--- BEGIN Material to process ---

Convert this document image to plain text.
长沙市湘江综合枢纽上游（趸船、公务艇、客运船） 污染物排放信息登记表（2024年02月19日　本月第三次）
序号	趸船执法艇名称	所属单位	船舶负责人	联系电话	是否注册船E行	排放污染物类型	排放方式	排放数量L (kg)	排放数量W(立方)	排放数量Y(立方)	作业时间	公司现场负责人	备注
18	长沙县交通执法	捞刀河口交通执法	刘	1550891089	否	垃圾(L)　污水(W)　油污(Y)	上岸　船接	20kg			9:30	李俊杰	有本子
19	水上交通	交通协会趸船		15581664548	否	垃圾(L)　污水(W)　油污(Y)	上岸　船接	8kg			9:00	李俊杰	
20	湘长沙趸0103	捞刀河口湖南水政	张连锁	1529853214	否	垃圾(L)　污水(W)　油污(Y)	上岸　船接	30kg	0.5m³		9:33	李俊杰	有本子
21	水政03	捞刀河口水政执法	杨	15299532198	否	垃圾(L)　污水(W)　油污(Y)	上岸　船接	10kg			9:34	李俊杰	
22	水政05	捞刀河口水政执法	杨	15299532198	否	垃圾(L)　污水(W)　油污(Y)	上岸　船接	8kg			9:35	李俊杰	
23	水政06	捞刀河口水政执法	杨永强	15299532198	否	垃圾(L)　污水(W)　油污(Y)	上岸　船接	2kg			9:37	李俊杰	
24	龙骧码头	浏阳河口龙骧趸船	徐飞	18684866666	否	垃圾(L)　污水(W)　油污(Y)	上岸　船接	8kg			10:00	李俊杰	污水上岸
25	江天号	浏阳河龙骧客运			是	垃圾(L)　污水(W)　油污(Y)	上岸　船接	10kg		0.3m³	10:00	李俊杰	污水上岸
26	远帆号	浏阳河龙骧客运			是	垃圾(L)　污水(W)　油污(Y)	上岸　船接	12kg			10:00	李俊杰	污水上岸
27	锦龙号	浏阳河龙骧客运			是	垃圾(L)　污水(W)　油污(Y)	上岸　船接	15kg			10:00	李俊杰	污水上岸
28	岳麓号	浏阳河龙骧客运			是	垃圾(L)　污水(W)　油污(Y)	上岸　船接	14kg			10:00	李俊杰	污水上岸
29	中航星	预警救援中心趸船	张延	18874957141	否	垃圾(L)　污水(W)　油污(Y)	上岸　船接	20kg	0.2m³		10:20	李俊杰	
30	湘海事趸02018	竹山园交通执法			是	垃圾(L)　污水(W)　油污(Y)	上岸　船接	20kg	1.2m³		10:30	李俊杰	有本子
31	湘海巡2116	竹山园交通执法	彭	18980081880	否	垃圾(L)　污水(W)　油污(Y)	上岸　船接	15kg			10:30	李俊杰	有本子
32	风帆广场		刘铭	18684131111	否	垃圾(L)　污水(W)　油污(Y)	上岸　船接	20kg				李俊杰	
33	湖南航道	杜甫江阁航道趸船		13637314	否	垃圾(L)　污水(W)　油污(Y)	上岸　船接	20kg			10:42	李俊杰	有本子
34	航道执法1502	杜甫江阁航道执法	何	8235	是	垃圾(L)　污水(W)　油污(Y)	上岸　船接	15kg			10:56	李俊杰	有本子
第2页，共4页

--- END Material to process ---

Instructions for the task: In the records above, locate every line with the string "污水上岸" and copy it.

Solution for this exercise:
24	龙骧码头	浏阳河口龙骧趸船	徐飞	18684866666	否	垃圾(L)　污水(W)　油污(Y)	上岸　船接	8kg			10:00	李俊杰	污水上岸
25	江天号	浏阳河龙骧客运			是	垃圾(L)　污水(W)　油污(Y)	上岸　船接	10kg		0.3m³	10:00	李俊杰	污水上岸
26	远帆号	浏阳河龙骧客运			是	垃圾(L)　污水(W)　油污(Y)	上岸　船接	12kg			10:00	李俊杰	污水上岸
27	锦龙号	浏阳河龙骧客运			是	垃圾(L)　污水(W)　油污(Y)	上岸　船接	15kg			10:00	李俊杰	污水上岸
28	岳麓号	浏阳河龙骧客运			是	垃圾(L)　污水(W)　油污(Y)	上岸　船接	14kg			10:00	李俊杰	污水上岸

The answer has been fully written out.